# DATA start

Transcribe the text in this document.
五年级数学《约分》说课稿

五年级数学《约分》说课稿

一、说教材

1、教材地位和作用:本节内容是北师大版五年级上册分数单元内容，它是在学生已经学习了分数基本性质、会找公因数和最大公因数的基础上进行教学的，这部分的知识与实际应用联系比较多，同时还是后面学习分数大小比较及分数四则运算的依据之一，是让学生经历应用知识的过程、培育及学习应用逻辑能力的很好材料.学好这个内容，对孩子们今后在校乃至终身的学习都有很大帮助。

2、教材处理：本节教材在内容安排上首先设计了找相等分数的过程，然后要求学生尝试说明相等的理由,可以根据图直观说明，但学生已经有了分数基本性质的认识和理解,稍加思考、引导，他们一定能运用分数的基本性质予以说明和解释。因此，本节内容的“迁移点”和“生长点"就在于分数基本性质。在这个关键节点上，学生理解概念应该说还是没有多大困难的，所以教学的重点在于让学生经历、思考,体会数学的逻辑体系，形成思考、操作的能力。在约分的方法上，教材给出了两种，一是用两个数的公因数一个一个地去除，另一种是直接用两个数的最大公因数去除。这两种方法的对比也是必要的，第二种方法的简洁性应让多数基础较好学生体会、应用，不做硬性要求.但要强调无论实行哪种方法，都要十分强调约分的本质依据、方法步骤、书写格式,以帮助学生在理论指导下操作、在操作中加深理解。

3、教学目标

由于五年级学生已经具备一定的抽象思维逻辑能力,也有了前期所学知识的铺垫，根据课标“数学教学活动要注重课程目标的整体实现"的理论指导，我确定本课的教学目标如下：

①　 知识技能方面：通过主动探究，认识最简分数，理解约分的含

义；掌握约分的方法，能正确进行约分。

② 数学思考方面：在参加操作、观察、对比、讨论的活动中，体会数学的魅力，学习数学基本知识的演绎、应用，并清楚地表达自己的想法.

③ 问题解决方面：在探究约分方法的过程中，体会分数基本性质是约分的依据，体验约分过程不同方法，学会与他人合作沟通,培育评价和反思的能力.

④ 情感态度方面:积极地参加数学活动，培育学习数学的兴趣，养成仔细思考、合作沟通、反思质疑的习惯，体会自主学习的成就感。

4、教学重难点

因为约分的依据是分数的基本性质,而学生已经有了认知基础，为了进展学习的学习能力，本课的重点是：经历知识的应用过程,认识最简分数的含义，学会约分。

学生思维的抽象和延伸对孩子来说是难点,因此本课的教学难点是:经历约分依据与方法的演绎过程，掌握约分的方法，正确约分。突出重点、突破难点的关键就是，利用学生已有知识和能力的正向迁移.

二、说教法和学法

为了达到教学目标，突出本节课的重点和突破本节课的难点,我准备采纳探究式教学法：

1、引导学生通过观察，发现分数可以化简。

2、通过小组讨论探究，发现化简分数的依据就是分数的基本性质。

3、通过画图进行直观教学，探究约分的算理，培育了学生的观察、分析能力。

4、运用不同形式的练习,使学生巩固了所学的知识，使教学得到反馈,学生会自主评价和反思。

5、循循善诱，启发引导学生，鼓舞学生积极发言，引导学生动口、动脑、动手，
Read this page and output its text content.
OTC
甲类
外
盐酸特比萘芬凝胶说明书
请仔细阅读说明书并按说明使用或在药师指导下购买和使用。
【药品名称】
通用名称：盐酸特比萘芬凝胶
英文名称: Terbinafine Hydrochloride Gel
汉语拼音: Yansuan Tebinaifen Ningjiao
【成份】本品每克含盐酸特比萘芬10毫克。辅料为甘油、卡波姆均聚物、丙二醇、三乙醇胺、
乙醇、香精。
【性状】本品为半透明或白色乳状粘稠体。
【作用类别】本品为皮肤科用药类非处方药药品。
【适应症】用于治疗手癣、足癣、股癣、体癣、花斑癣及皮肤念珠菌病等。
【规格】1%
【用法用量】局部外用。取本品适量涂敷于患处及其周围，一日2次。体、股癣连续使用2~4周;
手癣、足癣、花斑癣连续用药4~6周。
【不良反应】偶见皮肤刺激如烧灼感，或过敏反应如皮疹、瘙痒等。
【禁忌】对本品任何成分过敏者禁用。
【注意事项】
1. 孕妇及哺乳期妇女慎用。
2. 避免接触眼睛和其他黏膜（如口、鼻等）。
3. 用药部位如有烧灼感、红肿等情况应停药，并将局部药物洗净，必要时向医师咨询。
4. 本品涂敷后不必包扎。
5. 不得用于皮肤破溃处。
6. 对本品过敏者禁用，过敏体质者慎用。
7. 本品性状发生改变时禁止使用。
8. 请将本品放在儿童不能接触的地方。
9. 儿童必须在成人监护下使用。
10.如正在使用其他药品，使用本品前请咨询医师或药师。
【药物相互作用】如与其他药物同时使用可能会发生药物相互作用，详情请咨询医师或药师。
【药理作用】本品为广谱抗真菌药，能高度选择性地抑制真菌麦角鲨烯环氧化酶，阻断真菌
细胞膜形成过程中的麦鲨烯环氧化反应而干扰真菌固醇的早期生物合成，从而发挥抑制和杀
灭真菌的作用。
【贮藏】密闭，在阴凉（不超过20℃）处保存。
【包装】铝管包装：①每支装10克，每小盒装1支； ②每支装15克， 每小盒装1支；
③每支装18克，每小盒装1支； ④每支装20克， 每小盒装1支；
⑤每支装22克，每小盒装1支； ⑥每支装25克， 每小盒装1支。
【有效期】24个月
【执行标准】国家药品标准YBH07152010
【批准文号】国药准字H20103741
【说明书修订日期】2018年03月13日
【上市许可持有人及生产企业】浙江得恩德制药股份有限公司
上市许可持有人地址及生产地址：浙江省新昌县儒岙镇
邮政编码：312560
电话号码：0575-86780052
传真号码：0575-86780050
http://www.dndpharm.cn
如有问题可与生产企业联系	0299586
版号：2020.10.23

# DATA end

__WRITTEN TASK__
Go through the entries and repeat each one exactly.

__CORRECT RESULT__
Transcribe the text in this document.
五年级数学《约分》说课稿

五年级数学《约分》说课稿

一、说教材

1、教材地位和作用:本节内容是北师大版五年级上册分数单元内容，它是在学生已经学习了分数基本性质、会找公因数和最大公因数的基础上进行教学的，这部分的知识与实际应用联系比较多，同时还是后面学习分数大小比较及分数四则运算的依据之一，是让学生经历应用知识的过程、培育及学习应用逻辑能力的很好材料.学好这个内容，对孩子们今后在校乃至终身的学习都有很大帮助。

2、教材处理：本节教材在内容安排上首先设计了找相等分数的过程，然后要求学生尝试说明相等的理由,可以根据图直观说明，但学生已经有了分数基本性质的认识和理解,稍加思考、引导，他们一定能运用分数的基本性质予以说明和解释。因此，本节内容的“迁移点”和“生长点"就在于分数基本性质。在这个关键节点上，学生理解概念应该说还是没有多大困难的，所以教学的重点在于让学生经历、思考,体会数学的逻辑体系，形成思考、操作的能力。在约分的方法上，教材给出了两种，一是用两个数的公因数一个一个地去除，另一种是直接用两个数的最大公因数去除。这两种方法的对比也是必要的，第二种方法的简洁性应让多数基础较好学生体会、应用，不做硬性要求.但要强调无论实行哪种方法，都要十分强调约分的本质依据、方法步骤、书写格式,以帮助学生在理论指导下操作、在操作中加深理解。

3、教学目标

由于五年级学生已经具备一定的抽象思维逻辑能力,也有了前期所学知识的铺垫，根据课标“数学教学活动要注重课程目标的整体实现"的理论指导，我确定本课的教学目标如下：

①　 知识技能方面：通过主动探究，认识最简分数，理解约分的含

义；掌握约分的方法，能正确进行约分。

② 数学思考方面：在参加操作、观察、对比、讨论的活动中，体会数学的魅力，学习数学基本知识的演绎、应用，并清楚地表达自己的想法.

③ 问题解决方面：在探究约分方法的过程中，体会分数基本性质是约分的依据，体验约分过程不同方法，学会与他人合作沟通,培育评价和反思的能力.

④ 情感态度方面:积极地参加数学活动，培育学习数学的兴趣，养成仔细思考、合作沟通、反思质疑的习惯，体会自主学习的成就感。

4、教学重难点

因为约分的依据是分数的基本性质,而学生已经有了认知基础，为了进展学习的学习能力，本课的重点是：经历知识的应用过程,认识最简分数的含义，学会约分。

学生思维的抽象和延伸对孩子来说是难点,因此本课的教学难点是:经历约分依据与方法的演绎过程，掌握约分的方法，正确约分。突出重点、突破难点的关键就是，利用学生已有知识和能力的正向迁移.

二、说教法和学法

为了达到教学目标，突出本节课的重点和突破本节课的难点,我准备采纳探究式教学法：

1、引导学生通过观察，发现分数可以化简。

2、通过小组讨论探究，发现化简分数的依据就是分数的基本性质。

3、通过画图进行直观教学，探究约分的算理，培育了学生的观察、分析能力。

4、运用不同形式的练习,使学生巩固了所学的知识，使教学得到反馈,学生会自主评价和反思。

5、循循善诱，启发引导学生，鼓舞学生积极发言，引导学生动口、动脑、动手，
Read this page and output its text content.
OTC
甲类
外
盐酸特比萘芬凝胶说明书
请仔细阅读说明书并按说明使用或在药师指导下购买和使用。
【药品名称】
通用名称：盐酸特比萘芬凝胶
英文名称: Terbinafine Hydrochloride Gel
汉语拼音: Yansuan Tebinaifen Ningjiao
【成份】本品每克含盐酸特比萘芬10毫克。辅料为甘油、卡波姆均聚物、丙二醇、三乙醇胺、
乙醇、香精。
【性状】本品为半透明或白色乳状粘稠体。
【作用类别】本品为皮肤科用药类非处方药药品。
【适应症】用于治疗手癣、足癣、股癣、体癣、花斑癣及皮肤念珠菌病等。
【规格】1%
【用法用量】局部外用。取本品适量涂敷于患处及其周围，一日2次。体、股癣连续使用2~4周;
手癣、足癣、花斑癣连续用药4~6周。
【不良反应】偶见皮肤刺激如烧灼感，或过敏反应如皮疹、瘙痒等。
【禁忌】对本品任何成分过敏者禁用。
【注意事项】
1. 孕妇及哺乳期妇女慎用。
2. 避免接触眼睛和其他黏膜（如口、鼻等）。
3. 用药部位如有烧灼感、红肿等情况应停药，并将局部药物洗净，必要时向医师咨询。
4. 本品涂敷后不必包扎。
5. 不得用于皮肤破溃处。
6. 对本品过敏者禁用，过敏体质者慎用。
7. 本品性状发生改变时禁止使用。
8. 请将本品放在儿童不能接触的地方。
9. 儿童必须在成人监护下使用。
10.如正在使用其他药品，使用本品前请咨询医师或药师。
【药物相互作用】如与其他药物同时使用可能会发生药物相互作用，详情请咨询医师或药师。
【药理作用】本品为广谱抗真菌药，能高度选择性地抑制真菌麦角鲨烯环氧化酶，阻断真菌
细胞膜形成过程中的麦鲨烯环氧化反应而干扰真菌固醇的早期生物合成，从而发挥抑制和杀
灭真菌的作用。
【贮藏】密闭，在阴凉（不超过20℃）处保存。
【包装】铝管包装：①每支装10克，每小盒装1支； ②每支装15克， 每小盒装1支；
③每支装18克，每小盒装1支； ④每支装20克， 每小盒装1支；
⑤每支装22克，每小盒装1支； ⑥每支装25克， 每小盒装1支。
【有效期】24个月
【执行标准】国家药品标准YBH07152010
【批准文号】国药准字H20103741
【说明书修订日期】2018年03月13日
【上市许可持有人及生产企业】浙江得恩德制药股份有限公司
上市许可持有人地址及生产地址：浙江省新昌县儒岙镇
邮政编码：312560
电话号码：0575-86780052
传真号码：0575-86780050
http://www.dndpharm.cn
如有问题可与生产企业联系	0299586
版号：2020.10.23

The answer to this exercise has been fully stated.